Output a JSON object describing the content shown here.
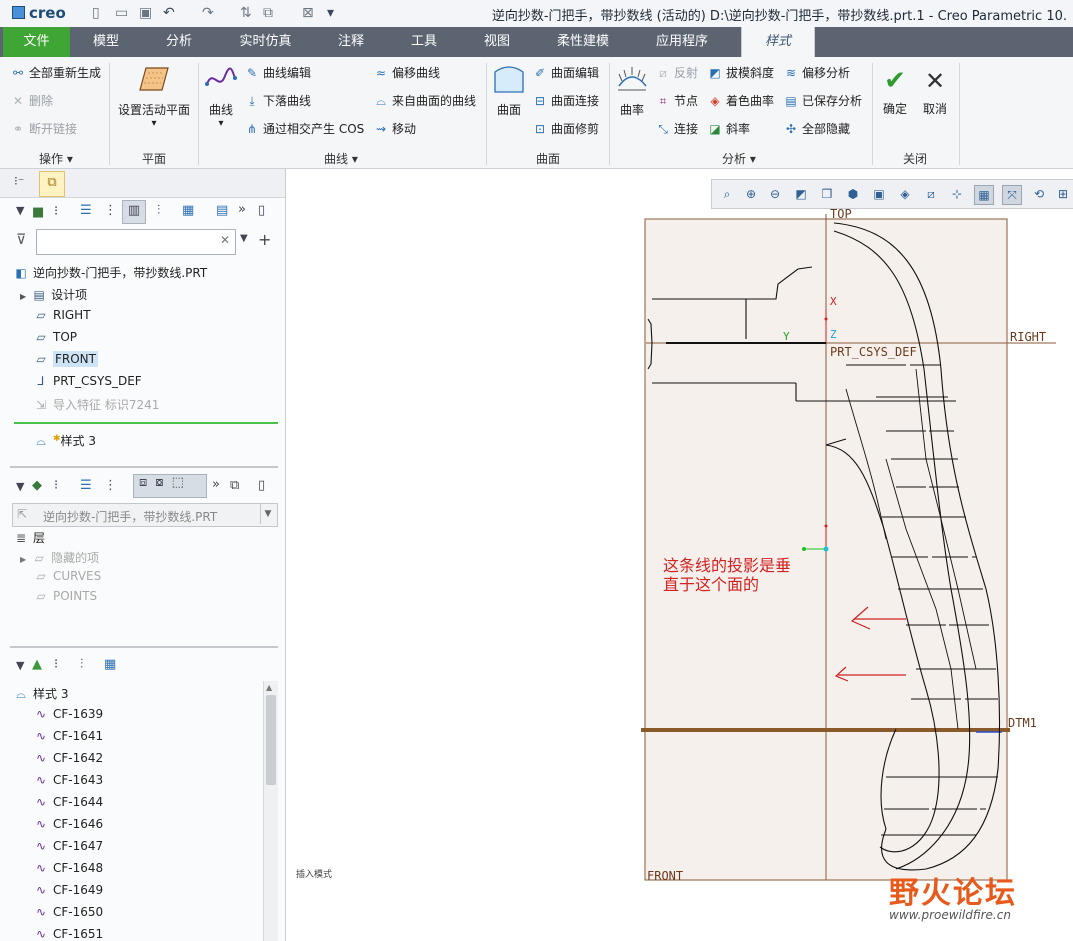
{
  "app": {
    "logo": "creo",
    "window_title": "逆向抄数-门把手，带抄数线 (活动的) D:\\逆向抄数-门把手，带抄数线.prt.1 - Creo Parametric 10."
  },
  "tabs": [
    "文件",
    "模型",
    "分析",
    "实时仿真",
    "注释",
    "工具",
    "视图",
    "柔性建模",
    "应用程序",
    "样式"
  ],
  "ribbon": {
    "operations": {
      "regen_all": "全部重新生成",
      "delete": "删除",
      "break_link": "断开链接",
      "group": "操作"
    },
    "plane": {
      "set_active": "设置活动平面",
      "group": "平面"
    },
    "curves": {
      "curve": "曲线",
      "edit_curve": "曲线编辑",
      "drop_curve": "下落曲线",
      "cos_intersect": "通过相交产生 COS",
      "offset_curve": "偏移曲线",
      "from_surface": "来自曲面的曲线",
      "move": "移动",
      "group": "曲线"
    },
    "surfaces": {
      "surface": "曲面",
      "edit": "曲面编辑",
      "connect": "曲面连接",
      "trim": "曲面修剪",
      "group": "曲面"
    },
    "analysis": {
      "curvature": "曲率",
      "reflect": "反射",
      "node": "节点",
      "connect": "连接",
      "draft": "拔模斜度",
      "shade_curv": "着色曲率",
      "slope": "斜率",
      "offset_analysis": "偏移分析",
      "saved_analysis": "已保存分析",
      "hide_all": "全部隐藏",
      "group": "分析"
    },
    "close": {
      "ok": "确定",
      "cancel": "取消",
      "group": "关闭"
    }
  },
  "model_tree": {
    "search_placeholder": "",
    "root": "逆向抄数-门把手，带抄数线.PRT",
    "items": [
      {
        "label": "设计项",
        "icon": "design-items-icon"
      },
      {
        "label": "RIGHT",
        "icon": "datum-plane-icon"
      },
      {
        "label": "TOP",
        "icon": "datum-plane-icon"
      },
      {
        "label": "FRONT",
        "icon": "datum-plane-icon"
      },
      {
        "label": "PRT_CSYS_DEF",
        "icon": "csys-icon"
      },
      {
        "label": "导入特征 标识7241",
        "icon": "import-feature-icon"
      }
    ],
    "style_feature": "样式 3"
  },
  "layer_tree": {
    "model_select": "逆向抄数-门把手，带抄数线.PRT",
    "root": "层",
    "items": [
      "隐藏的项",
      "CURVES",
      "POINTS"
    ]
  },
  "style_tree": {
    "root": "样式 3",
    "items": [
      "CF-1639",
      "CF-1641",
      "CF-1642",
      "CF-1643",
      "CF-1644",
      "CF-1646",
      "CF-1647",
      "CF-1648",
      "CF-1649",
      "CF-1650",
      "CF-1651"
    ]
  },
  "graphics": {
    "labels": {
      "top": "TOP",
      "right": "RIGHT",
      "front": "FRONT",
      "csys": "PRT_CSYS_DEF",
      "dtm": "DTM1",
      "x": "X",
      "y": "Y",
      "z": "Z"
    },
    "annotation": "这条线的投影是垂直于这个面的",
    "tiny_text": "插入模式",
    "watermark": "野火论坛",
    "watermark_url": "www.proewildfire.cn"
  }
}
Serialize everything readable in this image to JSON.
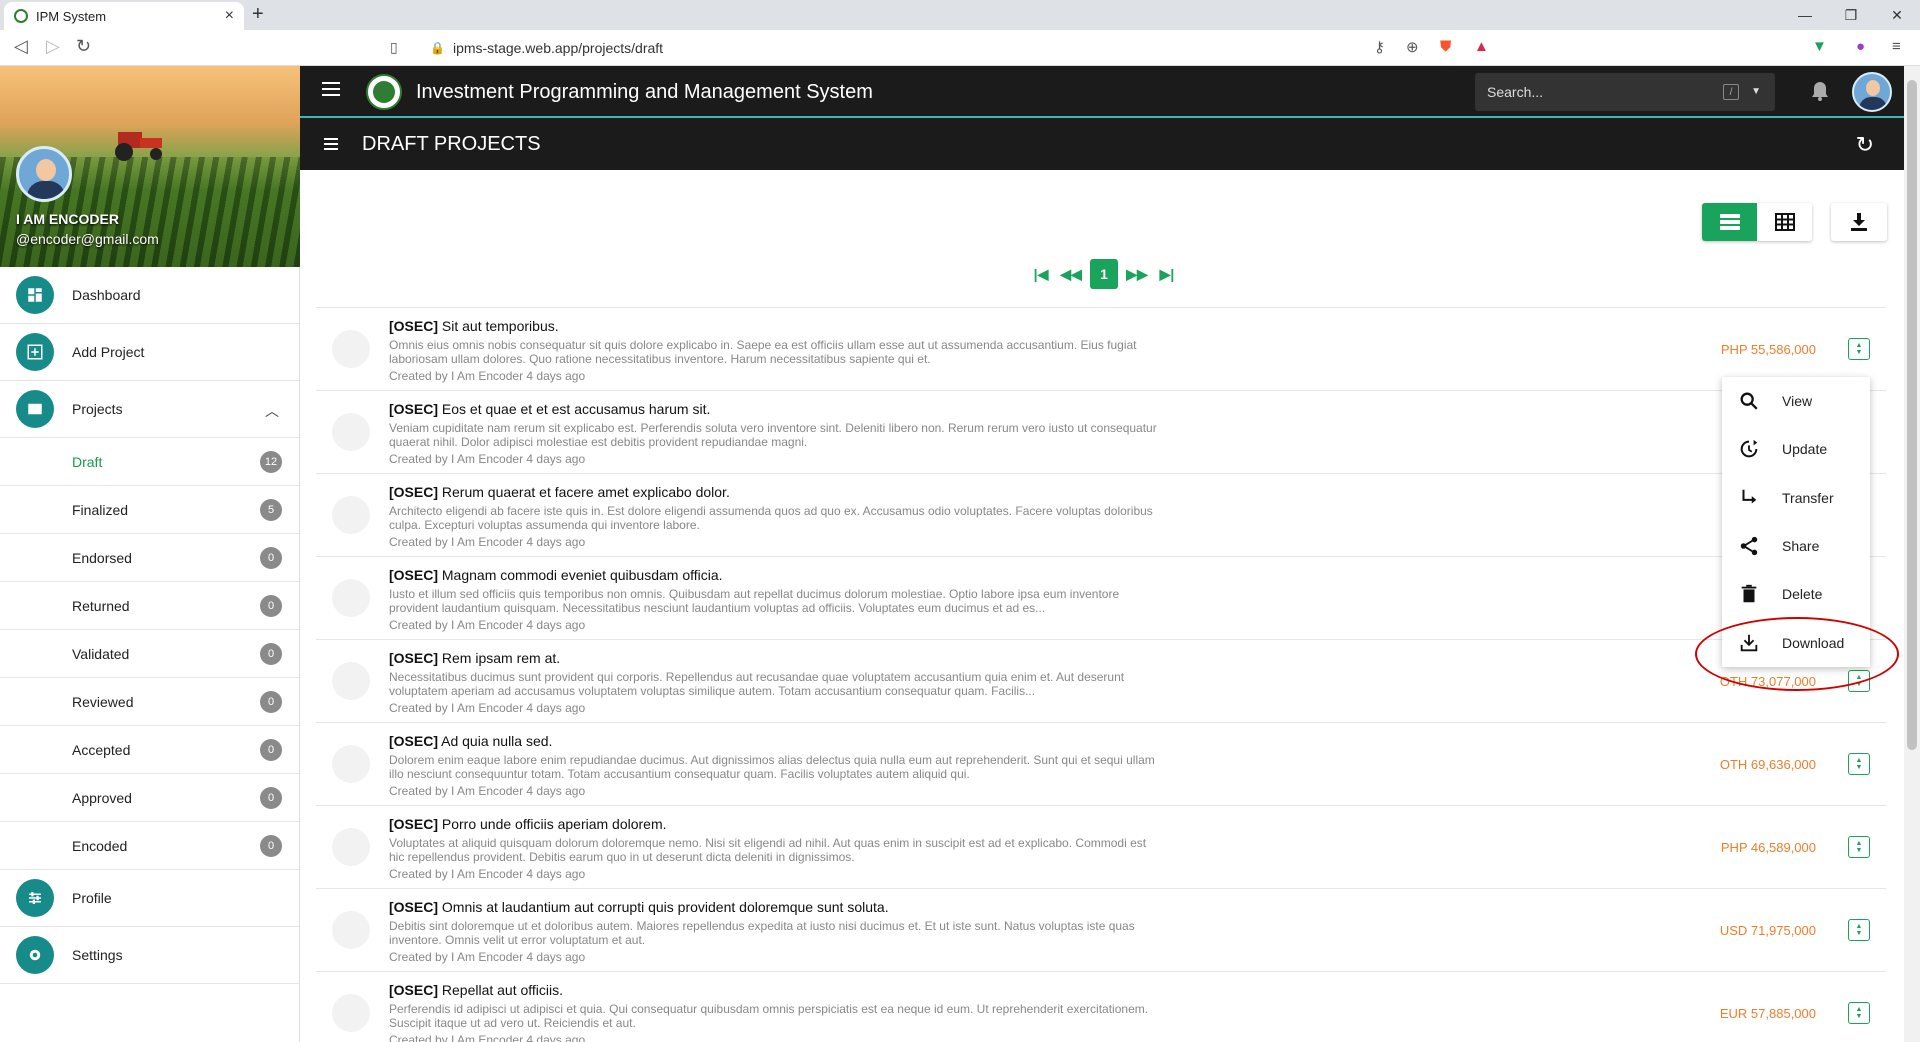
{
  "browser": {
    "tab_title": "IPM System",
    "url": "ipms-stage.web.app/projects/draft"
  },
  "user": {
    "name": "I AM ENCODER",
    "email": "@encoder@gmail.com"
  },
  "sidebar": {
    "items": [
      {
        "label": "Dashboard",
        "icon": "dashboard-icon"
      },
      {
        "label": "Add Project",
        "icon": "add-icon"
      },
      {
        "label": "Projects",
        "icon": "folder-icon"
      },
      {
        "label": "Profile",
        "icon": "sliders-icon"
      },
      {
        "label": "Settings",
        "icon": "gear-icon"
      }
    ],
    "projects_sub": [
      {
        "label": "Draft",
        "count": "12"
      },
      {
        "label": "Finalized",
        "count": "5"
      },
      {
        "label": "Endorsed",
        "count": "0"
      },
      {
        "label": "Returned",
        "count": "0"
      },
      {
        "label": "Validated",
        "count": "0"
      },
      {
        "label": "Reviewed",
        "count": "0"
      },
      {
        "label": "Accepted",
        "count": "0"
      },
      {
        "label": "Approved",
        "count": "0"
      },
      {
        "label": "Encoded",
        "count": "0"
      }
    ]
  },
  "header": {
    "app_title": "Investment Programming and Management System",
    "search_placeholder": "Search...",
    "search_shortcut": "/"
  },
  "page": {
    "title": "DRAFT PROJECTS",
    "current_page": "1"
  },
  "projects": [
    {
      "agency": "[OSEC]",
      "title": "Sit aut temporibus.",
      "desc": "Omnis eius omnis nobis consequatur sit quis dolore explicabo in. Saepe ea est officiis ullam esse aut ut assumenda accusantium. Eius fugiat laboriosam ullam dolores. Quo ratione necessitatibus inventore. Harum necessitatibus sapiente qui et.",
      "meta": "Created by I Am Encoder 4 days ago",
      "amount": "PHP 55,586,000"
    },
    {
      "agency": "[OSEC]",
      "title": "Eos et quae et et est accusamus harum sit.",
      "desc": "Veniam cupiditate nam rerum sit explicabo est. Perferendis soluta vero inventore sint. Deleniti libero non. Rerum rerum vero iusto ut consequatur quaerat nihil. Dolor adipisci molestiae est debitis provident repudiandae magni.",
      "meta": "Created by I Am Encoder 4 days ago",
      "amount": ""
    },
    {
      "agency": "[OSEC]",
      "title": "Rerum quaerat et facere amet explicabo dolor.",
      "desc": "Architecto eligendi ab facere iste quis in. Est dolore eligendi assumenda quos ad quo ex. Accusamus odio voluptates. Facere voluptas doloribus culpa. Excepturi voluptas assumenda qui inventore labore.",
      "meta": "Created by I Am Encoder 4 days ago",
      "amount": ""
    },
    {
      "agency": "[OSEC]",
      "title": "Magnam commodi eveniet quibusdam officia.",
      "desc": "Iusto et illum sed officiis quis temporibus non omnis. Quibusdam aut repellat ducimus dolorum molestiae. Optio labore ipsa eum inventore provident laudantium quisquam. Necessitatibus nesciunt laudantium voluptas ad officiis. Voluptates eum ducimus et ad es...",
      "meta": "Created by I Am Encoder 4 days ago",
      "amount": ""
    },
    {
      "agency": "[OSEC]",
      "title": "Rem ipsam rem at.",
      "desc": "Necessitatibus ducimus sunt provident qui corporis. Repellendus aut recusandae quae voluptatem accusantium quia enim et. Aut deserunt voluptatem aperiam ad accusamus voluptatem voluptas similique autem. Totam accusantium consequatur quam. Facilis...",
      "meta": "Created by I Am Encoder 4 days ago",
      "amount": "OTH 73,077,000"
    },
    {
      "agency": "[OSEC]",
      "title": "Ad quia nulla sed.",
      "desc": "Dolorem enim eaque labore enim repudiandae ducimus. Aut dignissimos alias delectus quia nulla eum aut reprehenderit. Sunt qui et sequi ullam illo nesciunt consequuntur totam. Totam accusantium consequatur quam. Facilis voluptates autem aliquid qui.",
      "meta": "Created by I Am Encoder 4 days ago",
      "amount": "OTH 69,636,000"
    },
    {
      "agency": "[OSEC]",
      "title": "Porro unde officiis aperiam dolorem.",
      "desc": "Voluptates at aliquid quisquam dolorum doloremque nemo. Nisi sit eligendi ad nihil. Aut quas enim in suscipit est ad et explicabo. Commodi est hic repellendus provident. Debitis earum quo in ut deserunt dicta deleniti in dignissimos.",
      "meta": "Created by I Am Encoder 4 days ago",
      "amount": "PHP 46,589,000"
    },
    {
      "agency": "[OSEC]",
      "title": "Omnis at laudantium aut corrupti quis provident doloremque sunt soluta.",
      "desc": "Debitis sint doloremque ut et doloribus autem. Maiores repellendus expedita at iusto nisi ducimus et. Et ut iste sunt. Natus voluptas iste quas inventore. Omnis velit ut error voluptatum et aut.",
      "meta": "Created by I Am Encoder 4 days ago",
      "amount": "USD 71,975,000"
    },
    {
      "agency": "[OSEC]",
      "title": "Repellat aut officiis.",
      "desc": "Perferendis id adipisci ut adipisci et quia. Qui consequatur quibusdam omnis perspiciatis est ea neque id eum. Ut reprehenderit exercitationem. Suscipit itaque ut ad vero ut. Reiciendis et aut.",
      "meta": "Created by I Am Encoder 4 days ago",
      "amount": "EUR 57,885,000"
    }
  ],
  "context_menu": {
    "items": [
      {
        "label": "View",
        "icon": "search-icon"
      },
      {
        "label": "Update",
        "icon": "update-icon"
      },
      {
        "label": "Transfer",
        "icon": "transfer-icon"
      },
      {
        "label": "Share",
        "icon": "share-icon"
      },
      {
        "label": "Delete",
        "icon": "trash-icon"
      },
      {
        "label": "Download",
        "icon": "download-icon"
      }
    ]
  },
  "colors": {
    "accent": "#1aa35a",
    "teal": "#178a8a",
    "amount": "#ef7d2a",
    "appbar": "#1b1b1b",
    "highlight": "#d10000"
  }
}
——
**SET PROBLEM**
Search the entries for the word "temporibus" and copy every line that has it.

**RESPONSE TO THIS TASK**
      "title": "Sit aut temporibus.",
      "desc": "Iusto et illum sed officiis quis temporibus non omnis. Quibusdam aut repellat ducimus dolorum molestiae. Optio labore ipsa eum inventore provident laudantium quisquam. Necessitatibus nesciunt laudantium voluptas ad officiis. Voluptates eum ducimus et ad es...",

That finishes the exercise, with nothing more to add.